GIVEN TASK:
Each line of the material below should be reproduced exactly.

------

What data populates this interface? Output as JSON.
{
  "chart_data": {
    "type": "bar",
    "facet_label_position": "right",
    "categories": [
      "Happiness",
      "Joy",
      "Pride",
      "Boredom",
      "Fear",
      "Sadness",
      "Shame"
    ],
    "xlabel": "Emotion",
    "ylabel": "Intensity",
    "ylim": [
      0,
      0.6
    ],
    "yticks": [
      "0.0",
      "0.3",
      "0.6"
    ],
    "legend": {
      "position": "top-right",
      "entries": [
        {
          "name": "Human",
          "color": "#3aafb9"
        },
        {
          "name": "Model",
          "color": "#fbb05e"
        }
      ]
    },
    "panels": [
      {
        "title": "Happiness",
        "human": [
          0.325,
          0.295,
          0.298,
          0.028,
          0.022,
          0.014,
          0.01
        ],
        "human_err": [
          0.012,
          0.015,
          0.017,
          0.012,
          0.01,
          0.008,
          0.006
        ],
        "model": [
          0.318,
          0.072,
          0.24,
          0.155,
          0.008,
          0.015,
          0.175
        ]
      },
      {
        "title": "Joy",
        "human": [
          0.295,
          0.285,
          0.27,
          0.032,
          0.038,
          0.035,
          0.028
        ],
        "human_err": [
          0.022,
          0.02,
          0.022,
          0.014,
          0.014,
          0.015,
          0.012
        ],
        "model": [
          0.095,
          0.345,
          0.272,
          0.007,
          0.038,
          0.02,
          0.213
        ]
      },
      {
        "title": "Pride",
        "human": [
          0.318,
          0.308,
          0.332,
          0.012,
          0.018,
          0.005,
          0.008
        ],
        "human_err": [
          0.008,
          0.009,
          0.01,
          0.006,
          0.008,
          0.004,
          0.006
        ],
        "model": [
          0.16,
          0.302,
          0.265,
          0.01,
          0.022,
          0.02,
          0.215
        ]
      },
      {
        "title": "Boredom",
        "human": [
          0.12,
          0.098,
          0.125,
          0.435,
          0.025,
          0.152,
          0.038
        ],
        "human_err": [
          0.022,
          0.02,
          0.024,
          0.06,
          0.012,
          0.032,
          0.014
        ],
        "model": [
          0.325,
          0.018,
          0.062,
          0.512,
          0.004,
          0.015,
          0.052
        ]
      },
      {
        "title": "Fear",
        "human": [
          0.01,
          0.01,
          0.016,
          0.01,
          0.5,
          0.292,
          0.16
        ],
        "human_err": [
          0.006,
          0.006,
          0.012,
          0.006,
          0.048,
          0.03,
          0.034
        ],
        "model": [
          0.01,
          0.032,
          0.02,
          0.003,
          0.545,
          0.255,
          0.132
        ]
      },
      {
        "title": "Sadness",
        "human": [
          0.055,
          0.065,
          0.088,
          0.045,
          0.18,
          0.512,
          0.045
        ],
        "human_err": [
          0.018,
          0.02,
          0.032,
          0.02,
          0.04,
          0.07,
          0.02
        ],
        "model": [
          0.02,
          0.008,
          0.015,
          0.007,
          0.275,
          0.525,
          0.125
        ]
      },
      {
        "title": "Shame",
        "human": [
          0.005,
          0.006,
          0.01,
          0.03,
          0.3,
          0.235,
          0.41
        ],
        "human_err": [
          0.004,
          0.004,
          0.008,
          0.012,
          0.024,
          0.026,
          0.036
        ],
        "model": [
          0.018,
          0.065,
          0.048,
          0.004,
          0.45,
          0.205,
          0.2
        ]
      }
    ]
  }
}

------

RESULT:
What data populates this interface? Output as JSON.
{
  "chart_data": {
    "type": "bar",
    "facet_label_position": "right",
    "categories": [
      "Happiness",
      "Joy",
      "Pride",
      "Boredom",
      "Fear",
      "Sadness",
      "Shame"
    ],
    "xlabel": "Emotion",
    "ylabel": "Intensity",
    "ylim": [
      0,
      0.6
    ],
    "yticks": [
      "0.0",
      "0.3",
      "0.6"
    ],
    "legend": {
      "position": "top-right",
      "entries": [
        {
          "name": "Human",
          "color": "#3aafb9"
        },
        {
          "name": "Model",
          "color": "#fbb05e"
        }
      ]
    },
    "panels": [
      {
        "title": "Happiness",
        "human": [
          0.325,
          0.295,
          0.298,
          0.028,
          0.022,
          0.014,
          0.01
        ],
        "human_err": [
          0.012,
          0.015,
          0.017,
          0.012,
          0.01,
          0.008,
          0.006
        ],
        "model": [
          0.318,
          0.072,
          0.24,
          0.155,
          0.008,
          0.015,
          0.175
        ]
      },
      {
        "title": "Joy",
        "human": [
          0.295,
          0.285,
          0.27,
          0.032,
          0.038,
          0.035,
          0.028
        ],
        "human_err": [
          0.022,
          0.02,
          0.022,
          0.014,
          0.014,
          0.015,
          0.012
        ],
        "model": [
          0.095,
          0.345,
          0.272,
          0.007,
          0.038,
          0.02,
          0.213
        ]
      },
      {
        "title": "Pride",
        "human": [
          0.318,
          0.308,
          0.332,
          0.012,
          0.018,
          0.005,
          0.008
        ],
        "human_err": [
          0.008,
          0.009,
          0.01,
          0.006,
          0.008,
          0.004,
          0.006
        ],
        "model": [
          0.16,
          0.302,
          0.265,
          0.01,
          0.022,
          0.02,
          0.215
        ]
      },
      {
        "title": "Boredom",
        "human": [
          0.12,
          0.098,
          0.125,
          0.435,
          0.025,
          0.152,
          0.038
        ],
        "human_err": [
          0.022,
          0.02,
          0.024,
          0.06,
          0.012,
          0.032,
          0.014
        ],
        "model": [
          0.325,
          0.018,
          0.062,
          0.512,
          0.004,
          0.015,
          0.052
        ]
      },
      {
        "title": "Fear",
        "human": [
          0.01,
          0.01,
          0.016,
          0.01,
          0.5,
          0.292,
          0.16
        ],
        "human_err": [
          0.006,
          0.006,
          0.012,
          0.006,
          0.048,
          0.03,
          0.034
        ],
        "model": [
          0.01,
          0.032,
          0.02,
          0.003,
          0.545,
          0.255,
          0.132
        ]
      },
      {
        "title": "Sadness",
        "human": [
          0.055,
          0.065,
          0.088,
          0.045,
          0.18,
          0.512,
          0.045
        ],
        "human_err": [
          0.018,
          0.02,
          0.032,
          0.02,
          0.04,
          0.07,
          0.02
        ],
        "model": [
          0.02,
          0.008,
          0.015,
          0.007,
          0.275,
          0.525,
          0.125
        ]
      },
      {
        "title": "Shame",
        "human": [
          0.005,
          0.006,
          0.01,
          0.03,
          0.3,
          0.235,
          0.41
        ],
        "human_err": [
          0.004,
          0.004,
          0.008,
          0.012,
          0.024,
          0.026,
          0.036
        ],
        "model": [
          0.018,
          0.065,
          0.048,
          0.004,
          0.45,
          0.205,
          0.2
        ]
      }
    ]
  }
}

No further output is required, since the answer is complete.